======== Text extract
Have you checked if the class
(org/apache/parquet/avro/AvroParquetWriter) is in the jar that you are
submitting.

On 15/01/2021 12:05, Jan Oelschlegel wrote:
>
> Hi Dawid,
>
>  
>
> i used the official maven archetype for a Flink project based on scala
> from here[1]
>
>  
>
> mvn archetype:generate                               \
>
>   -DarchetypeGroupId=org.apache.flink              \
>
>   -DarchetypeArtifactId=flink-quickstart-scala      \
>
>   -DarchetypeVersion=1.11.2
>
>  
>
>  
>
> [1]
> https://ci.apache.org/projects/flink/flink-docs-release-1.11/dev/project-configuration.html#create-project
>
>  
>
> Best,
>
> Jan
>
>  
>
>  
>
> *Von:*Dawid Wysakowicz <dwysakow...@apache.org>
> *Gesendet:* Donnerstag, 14. Januar 2021 12:42
> *An:* Jan Oelschlegel <oelschle...@integration-factory.de>;
> user@flink.apache.org
> *Betreff:* Re: StreamingFileSink with ParquetAvroWriters
>
>  
>
> Hi Jan
>
> Could you make sure you are packaging that dependency with your job
> jar? There are instructions how to configure your build setup[1].
> Especially the part how to build a jar with dependencies might come in
> handy[2].
================
__Exercise set__:
**1.** In the Flink mailing thread, list every -D option passed to the mvn archetype:generate command, together with its value.
**2.** According to the Flink mailing thread, which class should be checked for in the submitted jar?
Nothing in the data that comes after this sentence is needed.
======== Data extract
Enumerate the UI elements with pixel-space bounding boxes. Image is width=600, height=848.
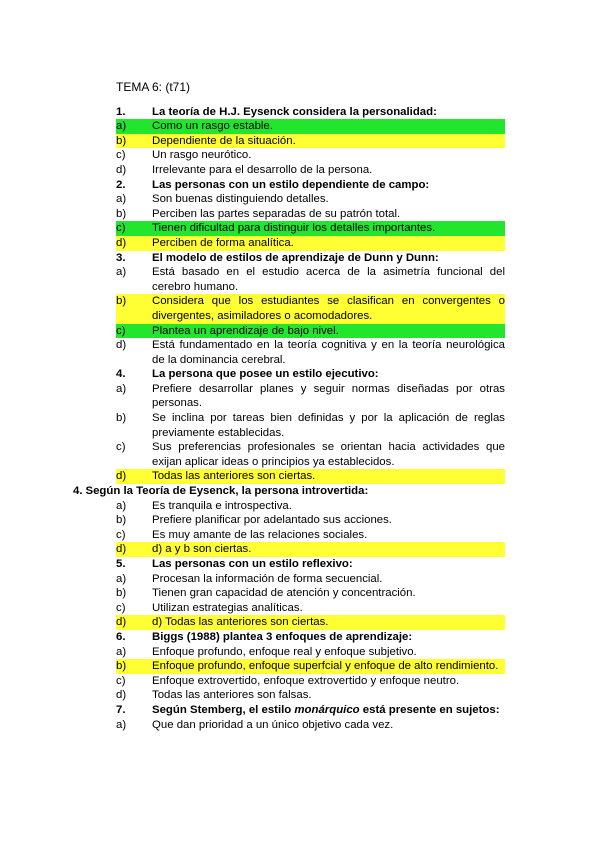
================
__Outputs for the tasks__:
**1.**
-DarchetypeGroupId=org.apache.flink
-DarchetypeArtifactId=flink-quickstart-scala
-DarchetypeVersion=1.11.2

**2.** org/apache/parquet/avro/AvroParquetWriter